Please output every line of the material as it stands, without the pictures.
--- start of Data supplied ---
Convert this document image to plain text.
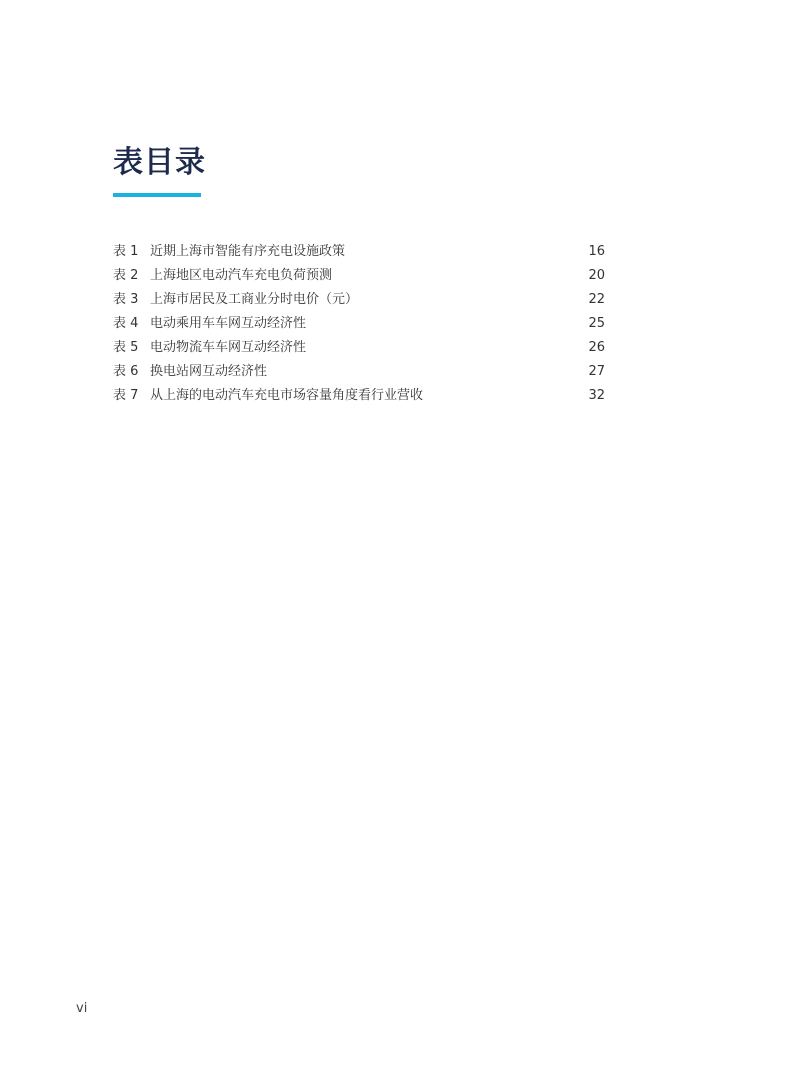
表目录
表 1 近期上海市智能有序充电设施政策	16
表 2 上海地区电动汽车充电负荷预测	20
表 3 上海市居民及工商业分时电价（元）	22
表 4 电动乘用车车网互动经济性	25
表 5 电动物流车车网互动经济性	26
表 6 换电站网互动经济性	27
表 7 从上海的电动汽车充电市场容量角度看行业营收	32
vi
--- end of Data supplied ---
Solution to this task:
Convert this document image to plain text.
表目录
表 1 近期上海市智能有序充电设施政策	16
表 2 上海地区电动汽车充电负荷预测	20
表 3 上海市居民及工商业分时电价（元）	22
表 4 电动乘用车车网互动经济性	25
表 5 电动物流车车网互动经济性	26
表 6 换电站网互动经济性	27
表 7 从上海的电动汽车充电市场容量角度看行业营收	32
vi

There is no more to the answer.